| INPUT DATA |
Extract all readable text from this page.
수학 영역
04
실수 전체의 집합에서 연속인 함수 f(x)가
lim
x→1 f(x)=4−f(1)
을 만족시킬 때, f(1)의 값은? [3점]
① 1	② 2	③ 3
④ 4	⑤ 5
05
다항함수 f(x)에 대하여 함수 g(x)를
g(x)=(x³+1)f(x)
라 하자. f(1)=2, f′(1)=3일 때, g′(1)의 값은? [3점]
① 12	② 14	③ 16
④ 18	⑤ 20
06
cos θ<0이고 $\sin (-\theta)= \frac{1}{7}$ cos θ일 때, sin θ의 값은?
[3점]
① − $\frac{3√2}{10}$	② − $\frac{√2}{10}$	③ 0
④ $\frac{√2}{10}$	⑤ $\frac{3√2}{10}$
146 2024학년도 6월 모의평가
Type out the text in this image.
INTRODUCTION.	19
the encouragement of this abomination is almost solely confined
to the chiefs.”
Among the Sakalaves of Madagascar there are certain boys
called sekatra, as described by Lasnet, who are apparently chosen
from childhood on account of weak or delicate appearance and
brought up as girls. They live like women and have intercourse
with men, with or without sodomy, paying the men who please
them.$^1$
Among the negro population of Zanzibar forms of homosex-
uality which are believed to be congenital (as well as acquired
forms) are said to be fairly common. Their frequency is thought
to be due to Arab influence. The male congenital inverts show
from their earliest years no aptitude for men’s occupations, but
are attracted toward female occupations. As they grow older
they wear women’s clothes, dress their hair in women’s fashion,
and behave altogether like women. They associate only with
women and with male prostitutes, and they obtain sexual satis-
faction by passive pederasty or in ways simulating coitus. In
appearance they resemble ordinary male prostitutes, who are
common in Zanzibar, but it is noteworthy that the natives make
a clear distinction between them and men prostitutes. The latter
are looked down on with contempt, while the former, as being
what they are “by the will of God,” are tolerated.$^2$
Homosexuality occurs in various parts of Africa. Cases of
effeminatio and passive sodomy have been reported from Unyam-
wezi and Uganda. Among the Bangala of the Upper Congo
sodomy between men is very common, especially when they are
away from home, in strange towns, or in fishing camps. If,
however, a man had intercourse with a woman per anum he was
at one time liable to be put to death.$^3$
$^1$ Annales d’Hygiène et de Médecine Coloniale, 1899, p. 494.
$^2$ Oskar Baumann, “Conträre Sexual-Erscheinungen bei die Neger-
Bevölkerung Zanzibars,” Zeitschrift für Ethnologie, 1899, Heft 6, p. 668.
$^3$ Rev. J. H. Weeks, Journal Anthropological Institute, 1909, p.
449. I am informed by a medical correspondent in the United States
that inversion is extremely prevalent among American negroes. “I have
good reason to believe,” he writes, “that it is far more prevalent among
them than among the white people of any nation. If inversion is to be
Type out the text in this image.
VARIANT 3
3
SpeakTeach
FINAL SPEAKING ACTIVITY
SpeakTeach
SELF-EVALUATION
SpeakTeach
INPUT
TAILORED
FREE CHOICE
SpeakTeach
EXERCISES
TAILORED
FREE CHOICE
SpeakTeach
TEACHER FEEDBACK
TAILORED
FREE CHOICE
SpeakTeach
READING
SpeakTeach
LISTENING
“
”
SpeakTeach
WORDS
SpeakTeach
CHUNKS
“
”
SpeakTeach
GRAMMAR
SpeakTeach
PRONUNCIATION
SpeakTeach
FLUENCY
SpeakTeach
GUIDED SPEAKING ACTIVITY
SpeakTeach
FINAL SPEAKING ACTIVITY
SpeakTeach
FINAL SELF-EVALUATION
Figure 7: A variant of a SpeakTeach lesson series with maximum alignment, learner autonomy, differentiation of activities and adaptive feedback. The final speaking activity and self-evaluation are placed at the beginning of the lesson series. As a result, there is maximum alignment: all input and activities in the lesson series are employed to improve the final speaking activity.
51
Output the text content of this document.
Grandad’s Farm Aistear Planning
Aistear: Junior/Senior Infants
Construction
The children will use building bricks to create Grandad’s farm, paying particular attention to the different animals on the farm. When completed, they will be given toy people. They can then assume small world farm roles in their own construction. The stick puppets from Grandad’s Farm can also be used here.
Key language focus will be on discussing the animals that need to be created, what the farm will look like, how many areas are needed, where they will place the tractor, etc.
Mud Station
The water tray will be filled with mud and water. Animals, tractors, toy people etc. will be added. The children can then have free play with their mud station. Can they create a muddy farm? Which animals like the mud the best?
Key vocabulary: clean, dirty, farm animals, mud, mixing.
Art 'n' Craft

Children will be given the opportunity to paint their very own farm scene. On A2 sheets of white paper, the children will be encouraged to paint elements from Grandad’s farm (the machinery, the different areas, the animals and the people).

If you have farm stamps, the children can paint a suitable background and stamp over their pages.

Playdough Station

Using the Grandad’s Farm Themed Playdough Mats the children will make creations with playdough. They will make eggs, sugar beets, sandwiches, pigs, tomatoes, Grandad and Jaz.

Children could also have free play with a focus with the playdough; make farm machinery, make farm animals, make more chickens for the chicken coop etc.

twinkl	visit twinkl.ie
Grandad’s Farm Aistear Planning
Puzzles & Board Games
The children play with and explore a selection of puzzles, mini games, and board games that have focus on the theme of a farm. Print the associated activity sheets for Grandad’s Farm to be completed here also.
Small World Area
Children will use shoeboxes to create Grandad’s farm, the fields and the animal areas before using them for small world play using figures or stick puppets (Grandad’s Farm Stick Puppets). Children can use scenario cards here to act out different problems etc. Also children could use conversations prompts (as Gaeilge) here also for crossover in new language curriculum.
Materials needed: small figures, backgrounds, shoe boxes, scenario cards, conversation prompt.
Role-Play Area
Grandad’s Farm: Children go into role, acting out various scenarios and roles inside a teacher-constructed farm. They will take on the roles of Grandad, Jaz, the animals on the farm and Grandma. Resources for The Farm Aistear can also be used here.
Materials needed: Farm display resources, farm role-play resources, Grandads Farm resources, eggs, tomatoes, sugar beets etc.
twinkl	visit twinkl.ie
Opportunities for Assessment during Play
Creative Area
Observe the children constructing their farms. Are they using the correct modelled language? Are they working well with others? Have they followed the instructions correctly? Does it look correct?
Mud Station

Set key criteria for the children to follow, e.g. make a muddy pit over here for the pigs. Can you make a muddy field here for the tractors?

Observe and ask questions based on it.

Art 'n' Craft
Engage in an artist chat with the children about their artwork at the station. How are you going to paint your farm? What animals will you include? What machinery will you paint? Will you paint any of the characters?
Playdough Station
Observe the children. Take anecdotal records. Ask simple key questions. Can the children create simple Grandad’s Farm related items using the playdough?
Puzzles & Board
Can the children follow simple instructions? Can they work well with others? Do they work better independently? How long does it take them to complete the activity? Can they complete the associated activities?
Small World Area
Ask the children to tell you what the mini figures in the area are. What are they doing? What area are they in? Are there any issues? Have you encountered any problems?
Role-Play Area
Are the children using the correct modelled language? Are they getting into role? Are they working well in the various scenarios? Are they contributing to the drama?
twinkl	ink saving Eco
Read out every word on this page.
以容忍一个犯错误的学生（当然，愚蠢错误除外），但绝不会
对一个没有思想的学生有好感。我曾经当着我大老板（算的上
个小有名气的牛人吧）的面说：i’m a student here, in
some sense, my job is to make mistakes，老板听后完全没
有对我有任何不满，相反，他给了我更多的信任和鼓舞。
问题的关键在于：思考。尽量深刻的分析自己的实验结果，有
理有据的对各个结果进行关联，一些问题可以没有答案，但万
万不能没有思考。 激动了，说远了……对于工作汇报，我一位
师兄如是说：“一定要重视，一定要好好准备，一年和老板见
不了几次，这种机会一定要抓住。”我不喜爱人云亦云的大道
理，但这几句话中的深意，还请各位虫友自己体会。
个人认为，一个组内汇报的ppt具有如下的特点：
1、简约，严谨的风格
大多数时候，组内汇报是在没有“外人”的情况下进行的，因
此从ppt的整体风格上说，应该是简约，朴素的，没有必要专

| TASK INSTRUCTIONS |
Pull out all lines of the data with the string "beets".

| ANSWER TO THE TASK |
Using the Grandad’s Farm Themed Playdough Mats the children will make creations with playdough. They will make eggs, sugar beets, sandwiches, pigs, tomatoes, Grandad and Jaz.
Materials needed: Farm display resources, farm role-play resources, Grandads Farm resources, eggs, tomatoes, sugar beets etc.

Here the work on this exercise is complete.